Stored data
==================================================

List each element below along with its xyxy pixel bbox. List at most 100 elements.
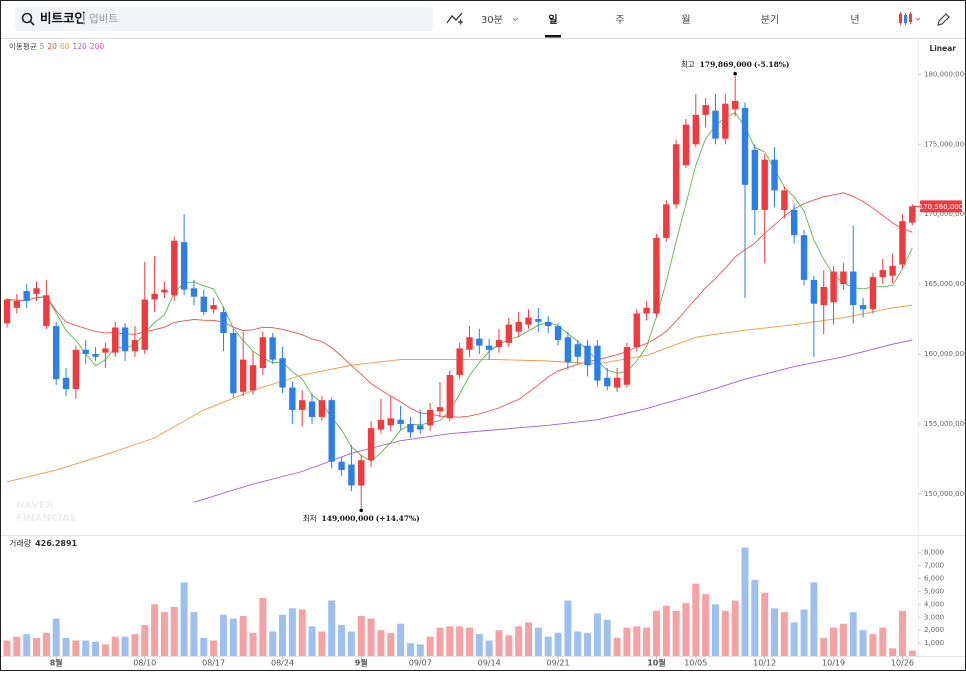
volume-bar [210,640,218,656]
candle-body [574,344,581,357]
x-tick-label: 10/12 [753,659,776,668]
ma-legend-entry: 60 [60,42,70,51]
candle-body [850,271,857,306]
tab[interactable]: 년 [850,14,859,26]
volume-bar [249,632,257,656]
candle-body [3,299,11,324]
ma-line [193,339,913,503]
volume-bar [839,623,847,656]
candle-body [663,204,670,238]
x-tick-label: 10/05 [684,659,707,668]
volume-bar [525,622,533,656]
volume-bar [859,630,867,656]
candle-body [377,419,385,430]
candle-body [702,105,709,115]
candle-body [279,358,286,388]
candle-body [397,419,404,424]
candle-body [180,242,188,290]
extreme-label: 최고 179,869,000 (-5.18%) [681,59,790,69]
volume-bar [662,605,670,656]
volume-bar [72,640,80,656]
volume-bar [387,632,395,656]
candle-body [62,377,70,389]
ma-line [6,192,913,418]
volume-bar [741,547,749,656]
volume-tick-label: 1,000 [924,639,944,647]
candle-body [594,345,601,381]
candle-body [692,114,699,145]
volume-bar [338,625,346,656]
volume-bar [780,612,788,656]
candle-body [830,271,837,303]
tab-underline [545,35,561,38]
volume-bar [82,640,90,656]
volume-bar [111,636,119,656]
candle-body [859,305,867,310]
candle-body [436,407,444,412]
volume-bar [259,597,267,656]
dropdown-arrow [512,17,519,22]
volume-bar [554,632,562,656]
volume-bar [377,630,385,656]
candle-body [417,425,424,430]
draw-button[interactable] [937,13,950,26]
volume-bar [751,579,759,656]
candle-type-button[interactable] [899,12,921,25]
volume-bar [219,614,227,656]
volume-bar [229,618,237,656]
volume-bar [584,632,592,656]
y-tick-label: 155,000,000 [924,420,966,428]
search-exchange: 업비트 [89,12,118,25]
x-tick-label: 08/10 [133,659,156,668]
tab[interactable]: 30분 [481,14,503,26]
candle-body [761,159,768,210]
candle-body [643,307,650,314]
tab[interactable]: 분기 [761,14,779,26]
search-box[interactable] [15,7,433,31]
scale-mode[interactable]: Linear [929,44,956,53]
x-tick-label: 10/19 [822,659,845,668]
candle-body [722,103,729,139]
volume-bar [180,582,188,656]
ma-legend-entry: 5 [40,42,45,51]
candle-body [112,327,119,353]
tab[interactable]: 월 [681,14,690,26]
volume-bar [515,626,523,656]
x-tick-label: 8월 [50,658,63,668]
volume-bar [131,634,139,656]
candle-body [604,377,611,387]
candle-body [869,277,877,310]
candle-body [682,124,690,166]
volume-bar [141,625,149,656]
y-tick-label: 180,000,000 [924,70,966,78]
candle-body [879,270,886,278]
tab[interactable]: 일 [548,13,557,26]
volume-bar [92,641,100,656]
volume-bar [357,615,365,656]
candle-body [407,423,414,433]
tab[interactable]: 주 [615,15,624,26]
volume-bar [574,631,582,656]
volume-title: 거래량 [9,538,32,548]
volume-bar [13,636,21,656]
ma-legend-entry: 120 [72,42,87,51]
volume-bar [534,627,542,656]
candle-body [200,296,207,313]
candle-body [171,240,178,296]
volume-bar [495,630,503,656]
volume-bar [643,627,651,656]
volume-bar [170,606,178,656]
volume-tick-label: 5,000 [924,587,944,595]
candle-body [289,387,296,410]
candle-body [102,348,109,353]
extreme-title: 최저 [303,513,317,523]
volume-bar [820,637,828,656]
volume-bar [347,631,355,656]
chart-style-button[interactable] [446,12,463,25]
volume-bar [830,627,838,656]
volume-bar [869,634,877,656]
candle-body [781,190,788,210]
candle-body [13,300,21,308]
volume-bar [908,650,916,656]
candle-body [161,289,168,293]
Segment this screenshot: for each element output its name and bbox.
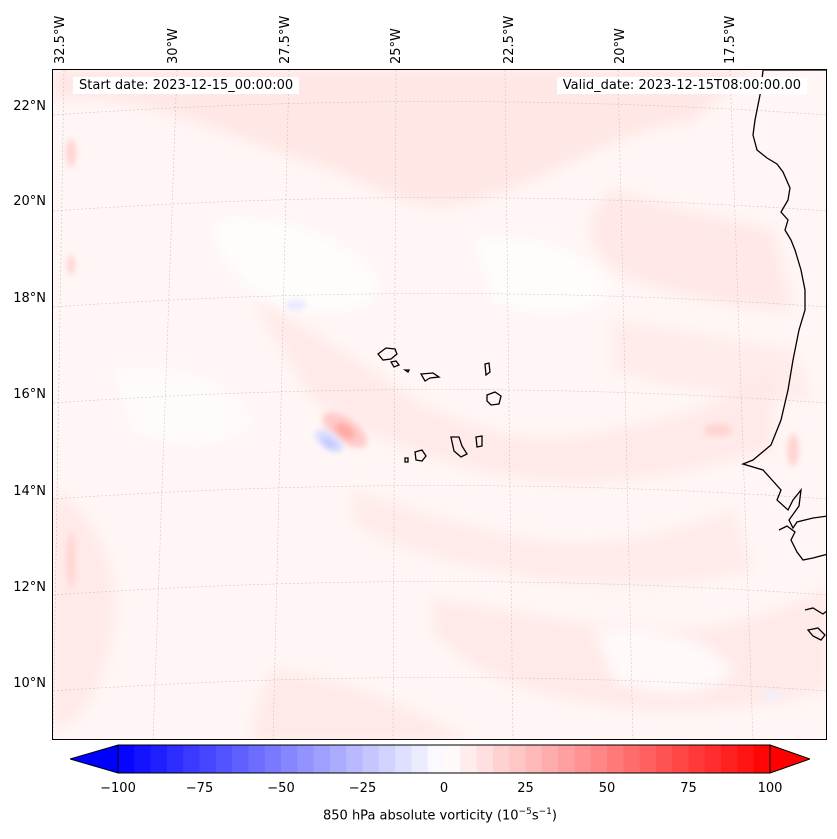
colorbar-bin [492,745,510,773]
colorbar-bin [232,745,249,773]
colorbar-bin [362,745,380,773]
colorbar-bin [721,745,738,773]
colorbar-bin [541,745,559,773]
colorbar-bin [574,745,592,773]
map-panel: Start date: 2023-12-15_00:00:00 Valid_da… [52,69,827,740]
colorbar-bin [329,745,347,773]
start-date-label: Start date: 2023-12-15_00:00:00 [73,77,300,94]
colorbar-tick-label: −75 [185,781,214,796]
island-sao-vicente [389,360,401,368]
colorbar-tick-label: −100 [100,781,136,796]
colorbar-bin [313,745,331,773]
colorbar-bin [704,745,722,773]
colorbar-bin [558,745,575,773]
vorticity-field-positive [53,70,826,739]
colorbar-bin [411,745,429,773]
longitude-label: 27.5°W [278,15,293,64]
colorbar-min-extension [68,744,119,774]
latitude-label: 10°N [13,676,46,691]
latitude-label: 18°N [13,291,46,306]
colorbar-bin [737,745,755,773]
latitude-label: 22°N [13,99,46,114]
colorbar-tick-label: −25 [348,781,377,796]
colorbar-bin [525,745,543,773]
african-coastline [741,70,826,641]
colorbar-bin [639,745,657,773]
colorbar-bin [183,745,201,773]
colorbar-tick-label: 0 [439,781,449,796]
island-boa-vista [486,391,502,406]
longitude-label: 32.5°W [53,15,68,64]
colorbar-tick-label: −50 [267,781,295,796]
vorticity-field-neutral [113,217,733,694]
colorbar-bin [134,745,152,773]
island-santa-luzia [402,369,411,373]
latitude-label: 20°N [13,194,46,209]
colorbar-max-extension [769,744,812,774]
latitude-label: 16°N [13,387,46,402]
colorbar-bin [264,745,282,773]
colorbar-bin [753,745,771,773]
island-fogo [414,449,427,462]
colorbar-bin [395,745,412,773]
colorbar-bin [623,745,641,773]
longitude-label: 20°W [613,28,628,64]
colorbar-bin [444,745,461,773]
island-sao-nicolau [419,372,441,382]
colorbar-bin [427,745,445,773]
colorbar-tick-label: 75 [680,781,697,796]
valid-date-label: Valid_date: 2023-12-15T08:00:00.00 [556,77,807,94]
island-santo-antao [377,347,398,361]
island-santiago [450,436,468,458]
longitude-label: 30°W [166,28,181,64]
colorbar-svg [68,744,812,774]
colorbar-label: 850 hPa absolute vorticity (10−5s−1) [323,807,557,824]
vorticity-streaks [66,139,799,588]
graticule [53,70,826,739]
colorbar-frame [117,744,771,774]
longitude-label: 25°W [389,28,404,64]
cape-verde-islands [377,347,502,463]
colorbar-bin [118,745,135,773]
colorbar-bin [607,745,624,773]
longitude-label: 22.5°W [502,15,517,64]
colorbar-bin [281,745,298,773]
colorbar [68,744,812,774]
colorbar-bin [346,745,364,773]
latitude-label: 14°N [13,484,46,499]
colorbar-bin [166,745,184,773]
island-brava [404,457,409,463]
colorbar-bin [509,745,527,773]
colorbar-bin [199,745,217,773]
colorbar-bin [215,745,233,773]
colorbar-tick-label: 50 [598,781,616,796]
longitude-label: 17.5°W [723,15,738,64]
colorbar-bin [672,745,690,773]
island-maio [475,435,483,448]
colorbar-bin [655,745,673,773]
colorbar-bin [460,745,478,773]
colorbar-bin [248,745,266,773]
colorbar-bin [688,745,706,773]
vorticity-map [53,70,826,739]
colorbar-bin [378,745,396,773]
latitude-label: 12°N [13,580,46,595]
colorbar-bin [590,745,608,773]
colorbar-tick-label: 25 [517,781,534,796]
colorbar-bin [297,745,315,773]
island-sal [484,362,491,377]
vorticity-couplet [286,300,783,699]
colorbar-tick-label: 100 [757,781,783,796]
colorbar-bin [476,745,494,773]
colorbar-bin [150,745,168,773]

==================================================

Short exercise
Copy every one of the records above line for line, with no changes, and omit the pictures from your answer.

Expected answer
List each element below along with its xyxy pixel bbox. List at most 100 elements.
volume-bar [210,640,218,656]
candle-body [574,344,581,357]
x-tick-label: 10/12 [753,659,776,668]
ma-legend-entry: 60 [60,42,70,51]
candle-body [850,271,857,306]
tab[interactable]: 년 [850,14,859,26]
volume-bar [249,632,257,656]
candle-body [3,299,11,324]
ma-line [193,339,913,503]
volume-bar [839,623,847,656]
candle-body [663,204,670,238]
x-tick-label: 10/05 [684,659,707,668]
volume-bar [525,622,533,656]
volume-bar [859,630,867,656]
candle-body [377,419,385,430]
candle-body [702,105,709,115]
candle-body [279,358,286,388]
candle-body [397,419,404,424]
candle-body [180,242,188,290]
extreme-label: 최고 179,869,000 (-5.18%) [681,59,790,69]
volume-bar [662,605,670,656]
volume-bar [72,640,80,656]
volume-bar [387,632,395,656]
candle-body [62,377,70,389]
ma-line [6,192,913,418]
volume-bar [741,547,749,656]
volume-tick-label: 1,000 [924,639,944,647]
candle-body [594,345,601,381]
candle-body [692,114,699,145]
volume-bar [338,625,346,656]
volume-bar [780,612,788,656]
candle-body [830,271,837,303]
tab-underline [545,35,561,38]
volume-bar [82,640,90,656]
volume-bar [111,636,119,656]
candle-body [859,305,867,310]
candle-body [436,407,444,412]
volume-bar [259,597,267,656]
dropdown-arrow [512,17,519,22]
volume-bar [554,632,562,656]
volume-bar [377,630,385,656]
candle-body [417,425,424,430]
draw-button[interactable] [937,13,950,26]
volume-bar [751,579,759,656]
candle-type-button[interactable] [899,12,921,25]
volume-bar [219,614,227,656]
volume-bar [229,618,237,656]
volume-bar [584,632,592,656]
y-tick-label: 155,000,000 [924,420,966,428]
search-exchange: 업비트 [89,12,118,25]
x-tick-label: 08/10 [133,659,156,668]
tab[interactable]: 30분 [481,14,503,26]
candle-body [761,159,768,210]
candle-body [643,307,650,314]
tab[interactable]: 분기 [761,14,779,26]
search-box[interactable] [15,7,433,31]
scale-mode[interactable]: Linear [929,44,956,53]
x-tick-label: 10/19 [822,659,845,668]
candle-body [722,103,729,139]
volume-bar [180,582,188,656]
ma-legend-entry: 5 [40,42,45,51]
candle-body [112,327,119,353]
tab[interactable]: 월 [681,14,690,26]
volume-bar [515,626,523,656]
x-tick-label: 8월 [50,658,63,668]
volume-bar [131,634,139,656]
candle-body [604,377,611,387]
candle-body [869,277,877,310]
candle-body [682,124,690,166]
volume-bar [141,625,149,656]
y-tick-label: 180,000,000 [924,70,966,78]
candle-body [879,270,886,278]
tab[interactable]: 일 [548,13,557,26]
volume-bar [92,641,100,656]
volume-bar [357,615,365,656]
candle-body [407,423,414,433]
tab[interactable]: 주 [615,15,624,26]
volume-bar [574,631,582,656]
volume-title: 거래량 [9,538,32,548]
volume-bar [13,636,21,656]
ma-legend-entry: 120 [72,42,87,51]
volume-bar [534,627,542,656]
candle-body [200,296,207,313]
candle-body [171,240,178,296]
volume-bar [495,630,503,656]
volume-bar [643,627,651,656]
volume-bar [170,606,178,656]
volume-tick-label: 5,000 [924,587,944,595]
candle-body [289,387,296,410]
candle-body [102,348,109,353]
extreme-title: 최저 [303,513,317,523]
volume-bar [820,637,828,656]
volume-bar [347,631,355,656]
chart-style-button[interactable] [446,12,463,25]
volume-bar [830,627,838,656]
volume-bar [869,634,877,656]
candle-body [781,190,788,210]
candle-body [13,300,21,308]
volume-bar [908,650,916,656]
candle-body [161,289,168,293]
Segment this screenshot: for each element output its name and bbox.
colorbar-bin [492,745,510,773]
colorbar-bin [232,745,249,773]
colorbar-bin [362,745,380,773]
colorbar-bin [721,745,738,773]
colorbar-bin [541,745,559,773]
colorbar-bin [574,745,592,773]
map-panel: Start date: 2023-12-15_00:00:00 Valid_da… [52,69,827,740]
colorbar-bin [329,745,347,773]
start-date-label: Start date: 2023-12-15_00:00:00 [73,77,300,94]
colorbar-tick-label: −75 [185,781,214,796]
island-sao-vicente [389,360,401,368]
colorbar-tick-label: −100 [100,781,136,796]
colorbar-bin [313,745,331,773]
colorbar-bin [704,745,722,773]
colorbar-bin [558,745,575,773]
vorticity-field-positive [53,70,826,739]
colorbar-bin [411,745,429,773]
longitude-label: 27.5°W [278,15,293,64]
colorbar-min-extension [68,744,119,774]
latitude-label: 10°N [13,676,46,691]
latitude-label: 18°N [13,291,46,306]
colorbar-bin [737,745,755,773]
latitude-label: 22°N [13,99,46,114]
colorbar-tick-label: −25 [348,781,377,796]
colorbar-bin [525,745,543,773]
african-coastline [741,70,826,641]
colorbar-bin [639,745,657,773]
colorbar-bin [183,745,201,773]
colorbar-tick-label: 0 [439,781,449,796]
island-boa-vista [486,391,502,406]
longitude-label: 32.5°W [53,15,68,64]
colorbar-tick-label: −50 [267,781,295,796]
vorticity-field-neutral [113,217,733,694]
colorbar-bin [134,745,152,773]
island-santa-luzia [402,369,411,373]
latitude-label: 20°N [13,194,46,209]
colorbar-max-extension [769,744,812,774]
latitude-label: 16°N [13,387,46,402]
colorbar-bin [264,745,282,773]
colorbar-bin [753,745,771,773]
island-fogo [414,449,427,462]
colorbar-bin [395,745,412,773]
colorbar-bin [623,745,641,773]
longitude-label: 20°W [613,28,628,64]
colorbar-bin [444,745,461,773]
island-sao-nicolau [419,372,441,382]
colorbar-bin [427,745,445,773]
colorbar-tick-label: 75 [680,781,697,796]
valid-date-label: Valid_date: 2023-12-15T08:00:00.00 [556,77,807,94]
island-santo-antao [377,347,398,361]
island-santiago [450,436,468,458]
longitude-label: 30°W [166,28,181,64]
colorbar-svg [68,744,812,774]
colorbar-label: 850 hPa absolute vorticity (10−5s−1) [323,807,557,824]
vorticity-streaks [66,139,799,588]
graticule [53,70,826,739]
colorbar-frame [117,744,771,774]
longitude-label: 25°W [389,28,404,64]
cape-verde-islands [377,347,502,463]
colorbar-bin [118,745,135,773]
colorbar-bin [607,745,624,773]
longitude-label: 22.5°W [502,15,517,64]
colorbar-bin [281,745,298,773]
colorbar [68,744,812,774]
colorbar-bin [346,745,364,773]
latitude-label: 14°N [13,484,46,499]
colorbar-bin [166,745,184,773]
island-brava [404,457,409,463]
colorbar-bin [509,745,527,773]
colorbar-bin [199,745,217,773]
colorbar-bin [215,745,233,773]
colorbar-tick-label: 50 [598,781,616,796]
longitude-label: 17.5°W [723,15,738,64]
colorbar-bin [672,745,690,773]
island-maio [475,435,483,448]
colorbar-bin [655,745,673,773]
colorbar-bin [460,745,478,773]
colorbar-bin [248,745,266,773]
colorbar-bin [688,745,706,773]
vorticity-map [53,70,826,739]
colorbar-bin [378,745,396,773]
latitude-label: 12°N [13,580,46,595]
colorbar-bin [590,745,608,773]
colorbar-tick-label: 25 [517,781,534,796]
colorbar-bin [297,745,315,773]
island-sal [484,362,491,377]
vorticity-couplet [286,300,783,699]
colorbar-tick-label: 100 [757,781,783,796]
colorbar-bin [476,745,494,773]
colorbar-bin [150,745,168,773]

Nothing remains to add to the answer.